*REQUIREMENTS:* Give back the whole listing exactly as shown.

*RECORDS SHOWN:*
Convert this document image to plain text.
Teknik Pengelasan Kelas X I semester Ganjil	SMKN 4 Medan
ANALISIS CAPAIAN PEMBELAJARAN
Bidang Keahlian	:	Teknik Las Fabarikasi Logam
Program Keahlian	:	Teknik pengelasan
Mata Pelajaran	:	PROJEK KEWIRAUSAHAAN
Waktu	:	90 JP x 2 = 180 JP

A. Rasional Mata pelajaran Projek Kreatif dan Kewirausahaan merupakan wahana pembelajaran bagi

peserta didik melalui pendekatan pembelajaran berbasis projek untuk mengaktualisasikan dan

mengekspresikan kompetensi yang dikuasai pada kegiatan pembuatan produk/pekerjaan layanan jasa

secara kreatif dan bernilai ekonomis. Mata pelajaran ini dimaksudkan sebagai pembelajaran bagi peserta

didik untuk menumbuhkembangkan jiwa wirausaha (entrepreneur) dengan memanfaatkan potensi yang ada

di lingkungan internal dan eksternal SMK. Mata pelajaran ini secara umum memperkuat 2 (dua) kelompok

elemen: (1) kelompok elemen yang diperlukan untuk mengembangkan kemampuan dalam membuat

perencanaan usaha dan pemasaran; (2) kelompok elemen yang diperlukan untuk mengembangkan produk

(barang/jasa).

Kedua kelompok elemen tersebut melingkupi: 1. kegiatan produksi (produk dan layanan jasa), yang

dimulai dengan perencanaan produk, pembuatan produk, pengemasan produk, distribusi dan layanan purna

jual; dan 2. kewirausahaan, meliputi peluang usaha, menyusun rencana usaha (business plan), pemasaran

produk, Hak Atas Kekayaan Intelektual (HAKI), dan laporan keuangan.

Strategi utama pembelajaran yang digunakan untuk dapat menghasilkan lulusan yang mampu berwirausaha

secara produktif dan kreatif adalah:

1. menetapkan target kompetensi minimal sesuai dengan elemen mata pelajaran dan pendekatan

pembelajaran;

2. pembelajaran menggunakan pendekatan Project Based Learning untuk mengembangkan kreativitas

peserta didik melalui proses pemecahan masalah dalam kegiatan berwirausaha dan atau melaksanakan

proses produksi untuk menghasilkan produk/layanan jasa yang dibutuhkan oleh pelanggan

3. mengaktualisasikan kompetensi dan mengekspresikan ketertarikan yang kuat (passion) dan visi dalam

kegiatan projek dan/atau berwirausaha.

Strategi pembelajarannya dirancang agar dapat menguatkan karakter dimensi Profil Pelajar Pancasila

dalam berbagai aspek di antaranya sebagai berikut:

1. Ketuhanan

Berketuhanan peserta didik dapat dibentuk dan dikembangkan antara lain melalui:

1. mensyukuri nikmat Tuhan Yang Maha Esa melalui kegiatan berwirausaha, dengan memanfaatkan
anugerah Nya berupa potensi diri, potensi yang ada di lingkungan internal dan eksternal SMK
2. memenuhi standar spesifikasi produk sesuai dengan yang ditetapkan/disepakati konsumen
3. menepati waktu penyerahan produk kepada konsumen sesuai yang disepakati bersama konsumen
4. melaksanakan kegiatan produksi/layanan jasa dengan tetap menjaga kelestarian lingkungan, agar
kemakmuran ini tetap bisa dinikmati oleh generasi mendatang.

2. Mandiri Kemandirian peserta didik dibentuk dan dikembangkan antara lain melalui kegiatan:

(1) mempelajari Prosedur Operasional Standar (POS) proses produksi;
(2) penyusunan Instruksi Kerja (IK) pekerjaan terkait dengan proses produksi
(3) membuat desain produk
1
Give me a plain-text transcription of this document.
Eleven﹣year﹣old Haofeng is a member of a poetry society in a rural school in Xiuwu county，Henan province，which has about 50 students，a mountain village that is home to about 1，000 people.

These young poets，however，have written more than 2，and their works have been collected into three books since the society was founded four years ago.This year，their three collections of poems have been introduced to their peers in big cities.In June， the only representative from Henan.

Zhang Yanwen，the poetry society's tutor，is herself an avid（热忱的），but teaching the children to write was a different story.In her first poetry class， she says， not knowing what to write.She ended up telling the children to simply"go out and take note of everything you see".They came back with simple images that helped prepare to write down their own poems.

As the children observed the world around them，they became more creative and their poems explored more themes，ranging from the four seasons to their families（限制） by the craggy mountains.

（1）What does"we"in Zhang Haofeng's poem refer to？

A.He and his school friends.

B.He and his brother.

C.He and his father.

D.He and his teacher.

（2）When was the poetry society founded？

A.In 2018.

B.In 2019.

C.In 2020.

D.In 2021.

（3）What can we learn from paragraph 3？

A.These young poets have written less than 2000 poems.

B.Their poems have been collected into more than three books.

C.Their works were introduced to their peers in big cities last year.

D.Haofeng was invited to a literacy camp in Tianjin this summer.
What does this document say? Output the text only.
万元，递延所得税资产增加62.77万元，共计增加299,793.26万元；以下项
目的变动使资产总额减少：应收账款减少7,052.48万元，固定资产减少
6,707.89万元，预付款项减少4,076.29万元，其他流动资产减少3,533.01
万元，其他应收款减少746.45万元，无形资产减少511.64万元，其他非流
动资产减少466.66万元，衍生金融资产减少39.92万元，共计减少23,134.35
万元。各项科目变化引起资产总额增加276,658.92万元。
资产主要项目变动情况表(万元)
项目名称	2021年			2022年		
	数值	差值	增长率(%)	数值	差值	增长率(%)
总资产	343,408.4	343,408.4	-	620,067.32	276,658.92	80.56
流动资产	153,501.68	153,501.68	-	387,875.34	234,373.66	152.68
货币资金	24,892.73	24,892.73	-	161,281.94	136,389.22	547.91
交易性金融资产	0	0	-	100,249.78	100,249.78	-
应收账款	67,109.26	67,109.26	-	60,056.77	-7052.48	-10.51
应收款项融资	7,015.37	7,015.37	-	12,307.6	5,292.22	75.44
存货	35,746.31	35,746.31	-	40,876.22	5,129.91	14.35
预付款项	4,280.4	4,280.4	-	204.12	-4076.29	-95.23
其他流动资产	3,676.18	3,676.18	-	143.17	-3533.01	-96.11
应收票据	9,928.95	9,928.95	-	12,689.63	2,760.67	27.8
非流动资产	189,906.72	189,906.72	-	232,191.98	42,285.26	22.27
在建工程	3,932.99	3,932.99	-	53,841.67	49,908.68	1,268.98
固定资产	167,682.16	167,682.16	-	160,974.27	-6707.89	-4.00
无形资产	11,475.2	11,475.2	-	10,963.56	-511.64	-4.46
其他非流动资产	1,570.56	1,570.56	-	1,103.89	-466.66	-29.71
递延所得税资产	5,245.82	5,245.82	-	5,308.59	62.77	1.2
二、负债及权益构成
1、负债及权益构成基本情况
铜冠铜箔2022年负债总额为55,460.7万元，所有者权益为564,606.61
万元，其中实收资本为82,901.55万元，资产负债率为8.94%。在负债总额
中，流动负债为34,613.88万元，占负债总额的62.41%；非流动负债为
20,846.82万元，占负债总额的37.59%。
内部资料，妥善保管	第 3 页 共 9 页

*PROBLEM SOLUTION:*
Convert this document image to plain text.
Teknik Pengelasan Kelas X I semester Ganjil	SMKN 4 Medan
ANALISIS CAPAIAN PEMBELAJARAN
Bidang Keahlian	:	Teknik Las Fabarikasi Logam
Program Keahlian	:	Teknik pengelasan
Mata Pelajaran	:	PROJEK KEWIRAUSAHAAN
Waktu	:	90 JP x 2 = 180 JP

A. Rasional Mata pelajaran Projek Kreatif dan Kewirausahaan merupakan wahana pembelajaran bagi

peserta didik melalui pendekatan pembelajaran berbasis projek untuk mengaktualisasikan dan

mengekspresikan kompetensi yang dikuasai pada kegiatan pembuatan produk/pekerjaan layanan jasa

secara kreatif dan bernilai ekonomis. Mata pelajaran ini dimaksudkan sebagai pembelajaran bagi peserta

didik untuk menumbuhkembangkan jiwa wirausaha (entrepreneur) dengan memanfaatkan potensi yang ada

di lingkungan internal dan eksternal SMK. Mata pelajaran ini secara umum memperkuat 2 (dua) kelompok

elemen: (1) kelompok elemen yang diperlukan untuk mengembangkan kemampuan dalam membuat

perencanaan usaha dan pemasaran; (2) kelompok elemen yang diperlukan untuk mengembangkan produk

(barang/jasa).

Kedua kelompok elemen tersebut melingkupi: 1. kegiatan produksi (produk dan layanan jasa), yang

dimulai dengan perencanaan produk, pembuatan produk, pengemasan produk, distribusi dan layanan purna

jual; dan 2. kewirausahaan, meliputi peluang usaha, menyusun rencana usaha (business plan), pemasaran

produk, Hak Atas Kekayaan Intelektual (HAKI), dan laporan keuangan.

Strategi utama pembelajaran yang digunakan untuk dapat menghasilkan lulusan yang mampu berwirausaha

secara produktif dan kreatif adalah:

1. menetapkan target kompetensi minimal sesuai dengan elemen mata pelajaran dan pendekatan

pembelajaran;

2. pembelajaran menggunakan pendekatan Project Based Learning untuk mengembangkan kreativitas

peserta didik melalui proses pemecahan masalah dalam kegiatan berwirausaha dan atau melaksanakan

proses produksi untuk menghasilkan produk/layanan jasa yang dibutuhkan oleh pelanggan

3. mengaktualisasikan kompetensi dan mengekspresikan ketertarikan yang kuat (passion) dan visi dalam

kegiatan projek dan/atau berwirausaha.

Strategi pembelajarannya dirancang agar dapat menguatkan karakter dimensi Profil Pelajar Pancasila

dalam berbagai aspek di antaranya sebagai berikut:

1. Ketuhanan

Berketuhanan peserta didik dapat dibentuk dan dikembangkan antara lain melalui:

1. mensyukuri nikmat Tuhan Yang Maha Esa melalui kegiatan berwirausaha, dengan memanfaatkan
anugerah Nya berupa potensi diri, potensi yang ada di lingkungan internal dan eksternal SMK
2. memenuhi standar spesifikasi produk sesuai dengan yang ditetapkan/disepakati konsumen
3. menepati waktu penyerahan produk kepada konsumen sesuai yang disepakati bersama konsumen
4. melaksanakan kegiatan produksi/layanan jasa dengan tetap menjaga kelestarian lingkungan, agar
kemakmuran ini tetap bisa dinikmati oleh generasi mendatang.

2. Mandiri Kemandirian peserta didik dibentuk dan dikembangkan antara lain melalui kegiatan:

(1) mempelajari Prosedur Operasional Standar (POS) proses produksi;
(2) penyusunan Instruksi Kerja (IK) pekerjaan terkait dengan proses produksi
(3) membuat desain produk
1
Give me a plain-text transcription of this document.
Eleven﹣year﹣old Haofeng is a member of a poetry society in a rural school in Xiuwu county，Henan province，which has about 50 students，a mountain village that is home to about 1，000 people.

These young poets，however，have written more than 2，and their works have been collected into three books since the society was founded four years ago.This year，their three collections of poems have been introduced to their peers in big cities.In June， the only representative from Henan.

Zhang Yanwen，the poetry society's tutor，is herself an avid（热忱的），but teaching the children to write was a different story.In her first poetry class， she says， not knowing what to write.She ended up telling the children to simply"go out and take note of everything you see".They came back with simple images that helped prepare to write down their own poems.

As the children observed the world around them，they became more creative and their poems explored more themes，ranging from the four seasons to their families（限制） by the craggy mountains.

（1）What does"we"in Zhang Haofeng's poem refer to？

A.He and his school friends.

B.He and his brother.

C.He and his father.

D.He and his teacher.

（2）When was the poetry society founded？

A.In 2018.

B.In 2019.

C.In 2020.

D.In 2021.

（3）What can we learn from paragraph 3？

A.These young poets have written less than 2000 poems.

B.Their poems have been collected into more than three books.

C.Their works were introduced to their peers in big cities last year.

D.Haofeng was invited to a literacy camp in Tianjin this summer.
What does this document say? Output the text only.
万元，递延所得税资产增加62.77万元，共计增加299,793.26万元；以下项
目的变动使资产总额减少：应收账款减少7,052.48万元，固定资产减少
6,707.89万元，预付款项减少4,076.29万元，其他流动资产减少3,533.01
万元，其他应收款减少746.45万元，无形资产减少511.64万元，其他非流
动资产减少466.66万元，衍生金融资产减少39.92万元，共计减少23,134.35
万元。各项科目变化引起资产总额增加276,658.92万元。
资产主要项目变动情况表(万元)
项目名称	2021年			2022年		
	数值	差值	增长率(%)	数值	差值	增长率(%)
总资产	343,408.4	343,408.4	-	620,067.32	276,658.92	80.56
流动资产	153,501.68	153,501.68	-	387,875.34	234,373.66	152.68
货币资金	24,892.73	24,892.73	-	161,281.94	136,389.22	547.91
交易性金融资产	0	0	-	100,249.78	100,249.78	-
应收账款	67,109.26	67,109.26	-	60,056.77	-7052.48	-10.51
应收款项融资	7,015.37	7,015.37	-	12,307.6	5,292.22	75.44
存货	35,746.31	35,746.31	-	40,876.22	5,129.91	14.35
预付款项	4,280.4	4,280.4	-	204.12	-4076.29	-95.23
其他流动资产	3,676.18	3,676.18	-	143.17	-3533.01	-96.11
应收票据	9,928.95	9,928.95	-	12,689.63	2,760.67	27.8
非流动资产	189,906.72	189,906.72	-	232,191.98	42,285.26	22.27
在建工程	3,932.99	3,932.99	-	53,841.67	49,908.68	1,268.98
固定资产	167,682.16	167,682.16	-	160,974.27	-6707.89	-4.00
无形资产	11,475.2	11,475.2	-	10,963.56	-511.64	-4.46
其他非流动资产	1,570.56	1,570.56	-	1,103.89	-466.66	-29.71
递延所得税资产	5,245.82	5,245.82	-	5,308.59	62.77	1.2
二、负债及权益构成
1、负债及权益构成基本情况
铜冠铜箔2022年负债总额为55,460.7万元，所有者权益为564,606.61
万元，其中实收资本为82,901.55万元，资产负债率为8.94%。在负债总额
中，流动负债为34,613.88万元，占负债总额的62.41%；非流动负债为
20,846.82万元，占负债总额的37.59%。
内部资料，妥善保管	第 3 页 共 9 页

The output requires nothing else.